Task instructions = Make an exact copy of the entries below with the pictures removed.

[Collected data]
##############################
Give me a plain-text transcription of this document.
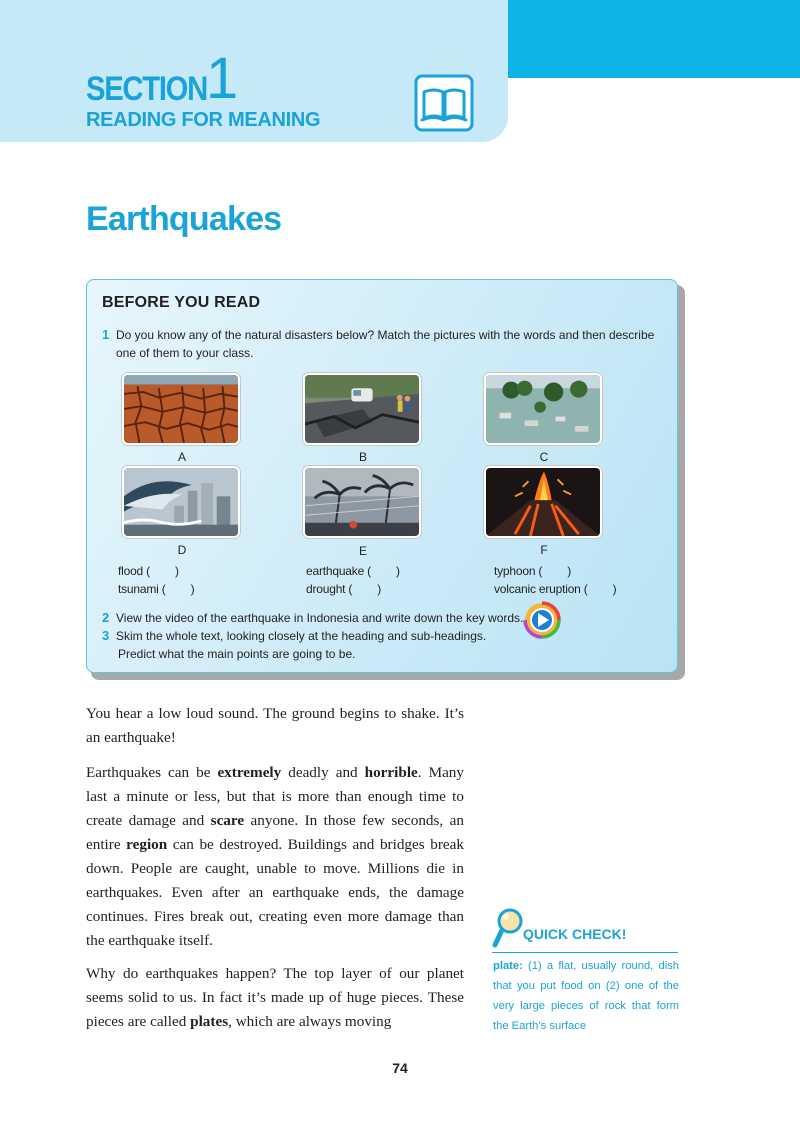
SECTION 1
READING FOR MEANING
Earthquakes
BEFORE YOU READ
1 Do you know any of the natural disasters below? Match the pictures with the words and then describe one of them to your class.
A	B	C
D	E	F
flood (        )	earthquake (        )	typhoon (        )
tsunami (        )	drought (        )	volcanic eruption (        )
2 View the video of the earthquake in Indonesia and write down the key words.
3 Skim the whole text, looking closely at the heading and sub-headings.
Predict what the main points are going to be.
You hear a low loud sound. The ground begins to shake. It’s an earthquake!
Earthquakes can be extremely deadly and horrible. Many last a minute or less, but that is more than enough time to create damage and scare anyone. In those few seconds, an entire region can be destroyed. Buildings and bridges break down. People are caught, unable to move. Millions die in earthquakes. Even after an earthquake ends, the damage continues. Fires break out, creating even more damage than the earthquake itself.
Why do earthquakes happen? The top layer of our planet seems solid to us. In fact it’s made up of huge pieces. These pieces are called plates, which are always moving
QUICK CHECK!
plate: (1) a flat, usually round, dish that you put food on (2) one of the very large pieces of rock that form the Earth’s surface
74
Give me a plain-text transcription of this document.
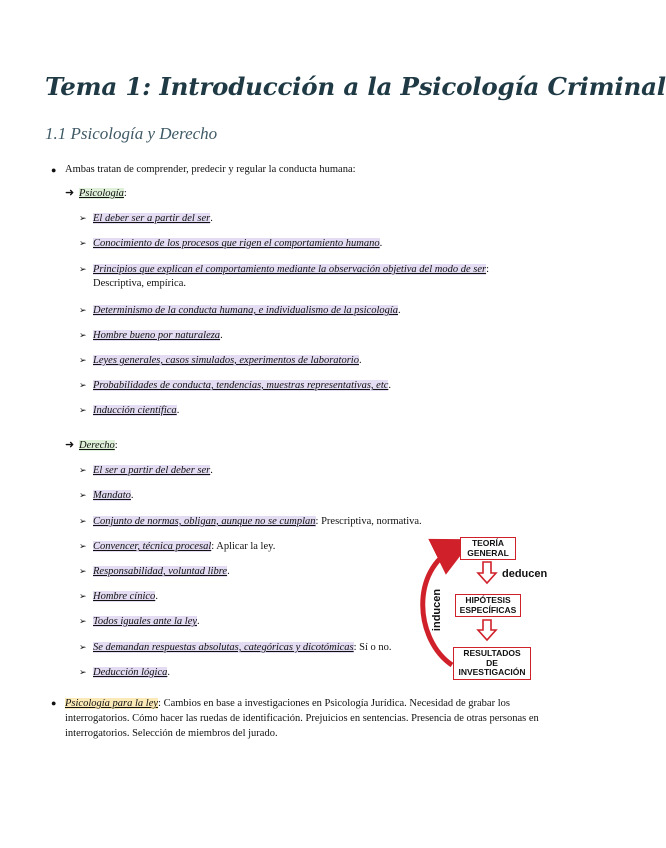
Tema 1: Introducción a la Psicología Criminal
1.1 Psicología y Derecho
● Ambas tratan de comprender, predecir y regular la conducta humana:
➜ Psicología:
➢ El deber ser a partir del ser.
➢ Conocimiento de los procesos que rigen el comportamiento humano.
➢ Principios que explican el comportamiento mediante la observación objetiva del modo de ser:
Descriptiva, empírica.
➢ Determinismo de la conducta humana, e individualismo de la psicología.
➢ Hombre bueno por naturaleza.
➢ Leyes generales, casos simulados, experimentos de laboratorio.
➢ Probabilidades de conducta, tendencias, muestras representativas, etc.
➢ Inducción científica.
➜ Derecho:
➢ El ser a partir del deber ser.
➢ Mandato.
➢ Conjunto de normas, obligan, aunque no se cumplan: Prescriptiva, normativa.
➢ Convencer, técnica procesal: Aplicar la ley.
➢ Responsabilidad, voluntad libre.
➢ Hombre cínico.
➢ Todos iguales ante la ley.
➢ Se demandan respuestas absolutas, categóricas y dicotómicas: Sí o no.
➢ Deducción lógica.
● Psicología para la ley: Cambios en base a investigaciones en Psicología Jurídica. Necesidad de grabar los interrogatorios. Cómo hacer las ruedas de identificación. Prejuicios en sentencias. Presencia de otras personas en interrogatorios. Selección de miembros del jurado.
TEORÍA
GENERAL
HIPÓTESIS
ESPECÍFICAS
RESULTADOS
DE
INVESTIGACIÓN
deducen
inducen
##############################
Answer in full =
Give me a plain-text transcription of this document.
SECTION 1
READING FOR MEANING
Earthquakes
BEFORE YOU READ
1 Do you know any of the natural disasters below? Match the pictures with the words and then describe one of them to your class.
A	B	C
D	E	F
flood (        )	earthquake (        )	typhoon (        )
tsunami (        )	drought (        )	volcanic eruption (        )
2 View the video of the earthquake in Indonesia and write down the key words.
3 Skim the whole text, looking closely at the heading and sub-headings.
Predict what the main points are going to be.
You hear a low loud sound. The ground begins to shake. It’s an earthquake!
Earthquakes can be extremely deadly and horrible. Many last a minute or less, but that is more than enough time to create damage and scare anyone. In those few seconds, an entire region can be destroyed. Buildings and bridges break down. People are caught, unable to move. Millions die in earthquakes. Even after an earthquake ends, the damage continues. Fires break out, creating even more damage than the earthquake itself.
Why do earthquakes happen? The top layer of our planet seems solid to us. In fact it’s made up of huge pieces. These pieces are called plates, which are always moving
QUICK CHECK!
plate: (1) a flat, usually round, dish that you put food on (2) one of the very large pieces of rock that form the Earth’s surface
74
Give me a plain-text transcription of this document.
Tema 1: Introducción a la Psicología Criminal
1.1 Psicología y Derecho
● Ambas tratan de comprender, predecir y regular la conducta humana:
➜ Psicología:
➢ El deber ser a partir del ser.
➢ Conocimiento de los procesos que rigen el comportamiento humano.
➢ Principios que explican el comportamiento mediante la observación objetiva del modo de ser:
Descriptiva, empírica.
➢ Determinismo de la conducta humana, e individualismo de la psicología.
➢ Hombre bueno por naturaleza.
➢ Leyes generales, casos simulados, experimentos de laboratorio.
➢ Probabilidades de conducta, tendencias, muestras representativas, etc.
➢ Inducción científica.
➜ Derecho:
➢ El ser a partir del deber ser.
➢ Mandato.
➢ Conjunto de normas, obligan, aunque no se cumplan: Prescriptiva, normativa.
➢ Convencer, técnica procesal: Aplicar la ley.
➢ Responsabilidad, voluntad libre.
➢ Hombre cínico.
➢ Todos iguales ante la ley.
➢ Se demandan respuestas absolutas, categóricas y dicotómicas: Sí o no.
➢ Deducción lógica.
● Psicología para la ley: Cambios en base a investigaciones en Psicología Jurídica. Necesidad de grabar los interrogatorios. Cómo hacer las ruedas de identificación. Prejuicios en sentencias. Presencia de otras personas en interrogatorios. Selección de miembros del jurado.
TEORÍA
GENERAL
HIPÓTESIS
ESPECÍFICAS
RESULTADOS
DE
INVESTIGACIÓN
deducen
inducen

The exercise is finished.